Objective: Single out the lines of the material that contain "drugim" and copy them.

Chart and figure data:
+ + +

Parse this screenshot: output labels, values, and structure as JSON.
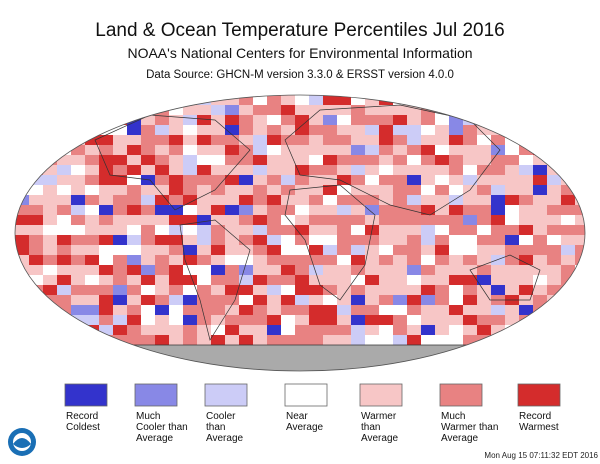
{
  "header": {
    "title": "Land & Ocean Temperature Percentiles Jul 2016",
    "subtitle": "NOAA's National Centers for Environmental Information",
    "source": "Data Source: GHCN-M version 3.3.0 & ERSST version 4.0.0"
  },
  "legend": [
    {
      "label": "Record Coldest",
      "color": "#3333cc"
    },
    {
      "label": "Much Cooler than Average",
      "color": "#8888e6"
    },
    {
      "label": "Cooler than Average",
      "color": "#ccccf7"
    },
    {
      "label": "Near Average",
      "color": "#ffffff"
    },
    {
      "label": "Warmer than Average",
      "color": "#f7c6c6"
    },
    {
      "label": "Much Warmer than Average",
      "color": "#e88282"
    },
    {
      "label": "Record Warmest",
      "color": "#d42c2c"
    }
  ],
  "footer": {
    "timestamp": "Mon Aug 15 07:11:32 EDT 2016"
  }
}
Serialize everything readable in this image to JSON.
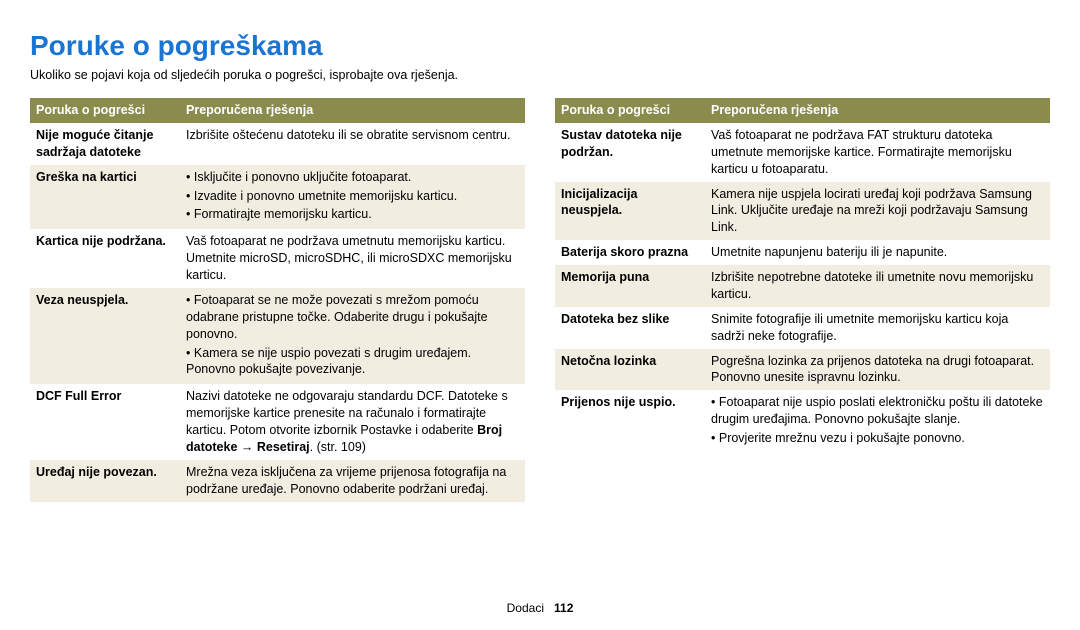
{
  "title": "Poruke o pogreškama",
  "title_color": "#1a75d2",
  "intro": "Ukoliko se pojavi koja od sljedećih poruka o pogrešci, isprobajte ova rješenja.",
  "header_bg": "#8a8c4e",
  "header_color": "#ffffff",
  "alt_bg": "#f2ede1",
  "columns": {
    "error_header": "Poruka o pogrešci",
    "solution_header": "Preporučena rješenja"
  },
  "left_table": [
    {
      "alt": false,
      "label": "Nije moguće čitanje sadržaja datoteke",
      "text": "Izbrišite oštećenu datoteku ili se obratite servisnom centru."
    },
    {
      "alt": true,
      "label": "Greška na kartici",
      "bullets": [
        "Isključite i ponovno uključite fotoaparat.",
        "Izvadite i ponovno umetnite memorijsku karticu.",
        "Formatirajte memorijsku karticu."
      ]
    },
    {
      "alt": false,
      "label": "Kartica nije podržana.",
      "text": "Vaš fotoaparat ne podržava umetnutu memorijsku karticu. Umetnite microSD, microSDHC, ili microSDXC memorijsku karticu."
    },
    {
      "alt": true,
      "label": "Veza neuspjela.",
      "bullets": [
        "Fotoaparat se ne može povezati s mrežom pomoću odabrane pristupne točke. Odaberite drugu i pokušajte ponovno.",
        "Kamera se nije uspio povezati s drugim uređajem. Ponovno pokušajte povezivanje."
      ]
    },
    {
      "alt": false,
      "label": "DCF Full Error",
      "text_pre": "Nazivi datoteke ne odgovaraju standardu DCF. Datoteke s memorijske kartice prenesite na računalo i formatirajte karticu. Potom otvorite izbornik Postavke i odaberite ",
      "bold": "Broj datoteke → Resetiraj",
      "text_post": ". (str. 109)"
    },
    {
      "alt": true,
      "label": "Uređaj nije povezan.",
      "text": "Mrežna veza isključena za vrijeme prijenosa fotografija na podržane uređaje. Ponovno odaberite podržani uređaj."
    }
  ],
  "right_table": [
    {
      "alt": false,
      "label": "Sustav datoteka nije podržan.",
      "text": "Vaš fotoaparat ne podržava FAT strukturu datoteka umetnute memorijske kartice. Formatirajte memorijsku karticu u fotoaparatu."
    },
    {
      "alt": true,
      "label": "Inicijalizacija neuspjela.",
      "text": "Kamera nije uspjela locirati uređaj koji podržava Samsung Link. Uključite uređaje na mreži koji podržavaju Samsung Link."
    },
    {
      "alt": false,
      "label": "Baterija skoro prazna",
      "text": "Umetnite napunjenu bateriju ili je napunite."
    },
    {
      "alt": true,
      "label": "Memorija puna",
      "text": "Izbrišite nepotrebne datoteke ili umetnite novu memorijsku karticu."
    },
    {
      "alt": false,
      "label": "Datoteka bez slike",
      "text": "Snimite fotografije ili umetnite memorijsku karticu koja sadrži neke fotografije."
    },
    {
      "alt": true,
      "label": "Netočna lozinka",
      "text": "Pogrešna lozinka za prijenos datoteka na drugi fotoaparat. Ponovno unesite ispravnu lozinku."
    },
    {
      "alt": false,
      "label": "Prijenos nije uspio.",
      "bullets": [
        "Fotoaparat nije uspio poslati elektroničku poštu ili datoteke drugim uređajima. Ponovno pokušajte slanje.",
        "Provjerite mrežnu vezu i pokušajte ponovno."
      ]
    }
  ],
  "footer": {
    "label": "Dodaci",
    "page": "112"
  }
}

+ + +

Answer to this problem:
        "Kamera se nije uspio povezati s drugim uređajem. Ponovno pokušajte povezivanje."
        "Fotoaparat nije uspio poslati elektroničku poštu ili datoteke drugim uređajima. Ponovno pokušajte slanje.",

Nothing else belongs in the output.